--- Begin ---

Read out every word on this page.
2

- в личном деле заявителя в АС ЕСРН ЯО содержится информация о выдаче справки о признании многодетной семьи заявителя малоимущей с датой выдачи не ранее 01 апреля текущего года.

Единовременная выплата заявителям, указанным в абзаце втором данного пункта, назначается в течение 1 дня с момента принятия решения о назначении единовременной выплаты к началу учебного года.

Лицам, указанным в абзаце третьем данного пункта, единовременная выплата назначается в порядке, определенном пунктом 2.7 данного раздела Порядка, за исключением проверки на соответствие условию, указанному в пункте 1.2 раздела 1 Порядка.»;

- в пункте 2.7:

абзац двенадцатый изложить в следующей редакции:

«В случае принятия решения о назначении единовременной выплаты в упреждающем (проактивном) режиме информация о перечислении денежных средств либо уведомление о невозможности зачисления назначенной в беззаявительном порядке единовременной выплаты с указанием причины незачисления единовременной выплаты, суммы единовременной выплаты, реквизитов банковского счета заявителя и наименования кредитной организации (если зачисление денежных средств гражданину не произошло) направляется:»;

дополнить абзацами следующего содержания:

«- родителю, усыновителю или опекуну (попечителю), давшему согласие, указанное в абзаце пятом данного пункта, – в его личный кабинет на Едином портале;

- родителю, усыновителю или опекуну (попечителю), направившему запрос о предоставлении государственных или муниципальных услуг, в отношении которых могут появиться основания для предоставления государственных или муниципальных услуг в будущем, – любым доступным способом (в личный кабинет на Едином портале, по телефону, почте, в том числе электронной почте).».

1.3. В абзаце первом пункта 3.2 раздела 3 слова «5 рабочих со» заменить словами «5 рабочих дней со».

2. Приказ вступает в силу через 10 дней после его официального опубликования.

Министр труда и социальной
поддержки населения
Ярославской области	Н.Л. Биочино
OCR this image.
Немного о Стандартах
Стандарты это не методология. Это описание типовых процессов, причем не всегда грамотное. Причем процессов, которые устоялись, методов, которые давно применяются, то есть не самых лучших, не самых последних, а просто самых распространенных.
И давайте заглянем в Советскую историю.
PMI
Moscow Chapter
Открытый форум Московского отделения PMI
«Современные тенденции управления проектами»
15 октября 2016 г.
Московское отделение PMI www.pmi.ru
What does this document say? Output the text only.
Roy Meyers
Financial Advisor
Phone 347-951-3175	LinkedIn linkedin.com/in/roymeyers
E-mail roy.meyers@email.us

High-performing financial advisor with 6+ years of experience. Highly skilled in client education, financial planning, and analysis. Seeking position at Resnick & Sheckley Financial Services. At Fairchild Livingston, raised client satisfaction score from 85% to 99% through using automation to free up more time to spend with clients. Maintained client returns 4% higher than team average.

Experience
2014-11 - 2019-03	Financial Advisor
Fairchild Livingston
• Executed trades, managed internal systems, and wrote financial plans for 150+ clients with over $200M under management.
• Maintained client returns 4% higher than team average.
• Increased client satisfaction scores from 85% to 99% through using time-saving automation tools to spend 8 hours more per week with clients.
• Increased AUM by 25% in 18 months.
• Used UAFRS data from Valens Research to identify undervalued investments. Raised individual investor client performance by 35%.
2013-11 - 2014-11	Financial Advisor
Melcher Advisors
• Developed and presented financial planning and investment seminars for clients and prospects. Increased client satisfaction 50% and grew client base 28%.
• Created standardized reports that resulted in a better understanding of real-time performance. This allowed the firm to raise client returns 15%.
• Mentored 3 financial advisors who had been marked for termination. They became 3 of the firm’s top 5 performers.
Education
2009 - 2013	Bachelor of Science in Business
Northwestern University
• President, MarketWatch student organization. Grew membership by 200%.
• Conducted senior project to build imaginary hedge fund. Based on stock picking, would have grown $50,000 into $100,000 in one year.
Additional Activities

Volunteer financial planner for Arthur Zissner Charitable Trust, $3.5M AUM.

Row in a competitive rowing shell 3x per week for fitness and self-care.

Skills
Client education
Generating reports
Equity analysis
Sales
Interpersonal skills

--- End ---

Quote the whole listing above, leaving nothing out.

Read out every word on this page.
2

- в личном деле заявителя в АС ЕСРН ЯО содержится информация о выдаче справки о признании многодетной семьи заявителя малоимущей с датой выдачи не ранее 01 апреля текущего года.

Единовременная выплата заявителям, указанным в абзаце втором данного пункта, назначается в течение 1 дня с момента принятия решения о назначении единовременной выплаты к началу учебного года.

Лицам, указанным в абзаце третьем данного пункта, единовременная выплата назначается в порядке, определенном пунктом 2.7 данного раздела Порядка, за исключением проверки на соответствие условию, указанному в пункте 1.2 раздела 1 Порядка.»;

- в пункте 2.7:

абзац двенадцатый изложить в следующей редакции:

«В случае принятия решения о назначении единовременной выплаты в упреждающем (проактивном) режиме информация о перечислении денежных средств либо уведомление о невозможности зачисления назначенной в беззаявительном порядке единовременной выплаты с указанием причины незачисления единовременной выплаты, суммы единовременной выплаты, реквизитов банковского счета заявителя и наименования кредитной организации (если зачисление денежных средств гражданину не произошло) направляется:»;

дополнить абзацами следующего содержания:

«- родителю, усыновителю или опекуну (попечителю), давшему согласие, указанное в абзаце пятом данного пункта, – в его личный кабинет на Едином портале;

- родителю, усыновителю или опекуну (попечителю), направившему запрос о предоставлении государственных или муниципальных услуг, в отношении которых могут появиться основания для предоставления государственных или муниципальных услуг в будущем, – любым доступным способом (в личный кабинет на Едином портале, по телефону, почте, в том числе электронной почте).».

1.3. В абзаце первом пункта 3.2 раздела 3 слова «5 рабочих со» заменить словами «5 рабочих дней со».

2. Приказ вступает в силу через 10 дней после его официального опубликования.

Министр труда и социальной
поддержки населения
Ярославской области	Н.Л. Биочино
OCR this image.
Немного о Стандартах
Стандарты это не методология. Это описание типовых процессов, причем не всегда грамотное. Причем процессов, которые устоялись, методов, которые давно применяются, то есть не самых лучших, не самых последних, а просто самых распространенных.
И давайте заглянем в Советскую историю.
PMI
Moscow Chapter
Открытый форум Московского отделения PMI
«Современные тенденции управления проектами»
15 октября 2016 г.
Московское отделение PMI www.pmi.ru
What does this document say? Output the text only.
Roy Meyers
Financial Advisor
Phone 347-951-3175	LinkedIn linkedin.com/in/roymeyers
E-mail roy.meyers@email.us

High-performing financial advisor with 6+ years of experience. Highly skilled in client education, financial planning, and analysis. Seeking position at Resnick & Sheckley Financial Services. At Fairchild Livingston, raised client satisfaction score from 85% to 99% through using automation to free up more time to spend with clients. Maintained client returns 4% higher than team average.

Experience
2014-11 - 2019-03	Financial Advisor
Fairchild Livingston
• Executed trades, managed internal systems, and wrote financial plans for 150+ clients with over $200M under management.
• Maintained client returns 4% higher than team average.
• Increased client satisfaction scores from 85% to 99% through using time-saving automation tools to spend 8 hours more per week with clients.
• Increased AUM by 25% in 18 months.
• Used UAFRS data from Valens Research to identify undervalued investments. Raised individual investor client performance by 35%.
2013-11 - 2014-11	Financial Advisor
Melcher Advisors
• Developed and presented financial planning and investment seminars for clients and prospects. Increased client satisfaction 50% and grew client base 28%.
• Created standardized reports that resulted in a better understanding of real-time performance. This allowed the firm to raise client returns 15%.
• Mentored 3 financial advisors who had been marked for termination. They became 3 of the firm’s top 5 performers.
Education
2009 - 2013	Bachelor of Science in Business
Northwestern University
• President, MarketWatch student organization. Grew membership by 200%.
• Conducted senior project to build imaginary hedge fund. Based on stock picking, would have grown $50,000 into $100,000 in one year.
Additional Activities

Volunteer financial planner for Arthur Zissner Charitable Trust, $3.5M AUM.

Row in a competitive rowing shell 3x per week for fitness and self-care.

Skills
Client education
Generating reports
Equity analysis
Sales
Interpersonal skills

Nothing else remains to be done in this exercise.